[start]
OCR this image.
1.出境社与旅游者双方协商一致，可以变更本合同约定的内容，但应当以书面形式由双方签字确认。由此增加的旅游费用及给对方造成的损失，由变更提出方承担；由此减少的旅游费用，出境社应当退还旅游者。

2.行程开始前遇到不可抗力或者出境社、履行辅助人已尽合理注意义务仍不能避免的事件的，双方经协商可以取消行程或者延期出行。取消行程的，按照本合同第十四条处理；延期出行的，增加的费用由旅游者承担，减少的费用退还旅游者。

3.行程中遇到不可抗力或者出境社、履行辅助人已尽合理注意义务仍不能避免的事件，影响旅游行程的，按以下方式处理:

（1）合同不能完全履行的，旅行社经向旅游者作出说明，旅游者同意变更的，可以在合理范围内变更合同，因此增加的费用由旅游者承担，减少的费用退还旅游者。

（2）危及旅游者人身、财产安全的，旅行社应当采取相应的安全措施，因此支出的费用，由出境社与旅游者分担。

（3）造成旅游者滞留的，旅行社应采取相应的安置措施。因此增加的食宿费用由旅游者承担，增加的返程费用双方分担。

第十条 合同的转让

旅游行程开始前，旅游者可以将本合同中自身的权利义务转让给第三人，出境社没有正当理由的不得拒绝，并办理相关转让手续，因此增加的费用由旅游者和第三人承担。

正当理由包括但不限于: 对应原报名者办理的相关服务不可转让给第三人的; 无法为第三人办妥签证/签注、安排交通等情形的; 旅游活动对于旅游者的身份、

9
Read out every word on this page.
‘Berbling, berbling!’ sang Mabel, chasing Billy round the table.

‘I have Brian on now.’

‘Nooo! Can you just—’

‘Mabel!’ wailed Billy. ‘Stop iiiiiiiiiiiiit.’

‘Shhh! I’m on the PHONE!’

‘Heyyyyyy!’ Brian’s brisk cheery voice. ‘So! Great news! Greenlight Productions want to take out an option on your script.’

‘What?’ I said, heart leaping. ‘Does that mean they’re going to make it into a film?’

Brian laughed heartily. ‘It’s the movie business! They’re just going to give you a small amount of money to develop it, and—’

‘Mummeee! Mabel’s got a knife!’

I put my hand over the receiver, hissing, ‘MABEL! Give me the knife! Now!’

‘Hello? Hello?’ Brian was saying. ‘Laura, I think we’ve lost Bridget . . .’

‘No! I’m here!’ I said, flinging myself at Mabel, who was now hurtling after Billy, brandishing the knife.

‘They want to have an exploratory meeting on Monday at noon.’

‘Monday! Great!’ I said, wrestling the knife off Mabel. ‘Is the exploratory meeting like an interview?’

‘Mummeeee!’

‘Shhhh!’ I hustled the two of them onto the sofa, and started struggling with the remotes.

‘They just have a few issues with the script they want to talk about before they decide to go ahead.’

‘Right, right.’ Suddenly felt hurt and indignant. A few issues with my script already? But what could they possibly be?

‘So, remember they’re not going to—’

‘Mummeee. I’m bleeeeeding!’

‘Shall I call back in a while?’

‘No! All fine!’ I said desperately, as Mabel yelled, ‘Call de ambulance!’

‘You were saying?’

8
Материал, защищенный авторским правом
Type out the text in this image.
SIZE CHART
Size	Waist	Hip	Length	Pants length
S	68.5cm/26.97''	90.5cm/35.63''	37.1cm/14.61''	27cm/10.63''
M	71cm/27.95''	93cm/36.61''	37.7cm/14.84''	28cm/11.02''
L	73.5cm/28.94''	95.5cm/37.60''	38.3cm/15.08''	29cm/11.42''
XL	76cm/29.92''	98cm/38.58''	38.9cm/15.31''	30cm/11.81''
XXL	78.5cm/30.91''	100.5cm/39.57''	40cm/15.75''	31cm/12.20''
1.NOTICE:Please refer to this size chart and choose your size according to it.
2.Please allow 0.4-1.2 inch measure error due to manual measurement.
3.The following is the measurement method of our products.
[end]
_DESCRIPTION OF THE TASK_
Count every line in the data that contains the word "this", then give that count and nothing else.

_CORRECT RESULT_
4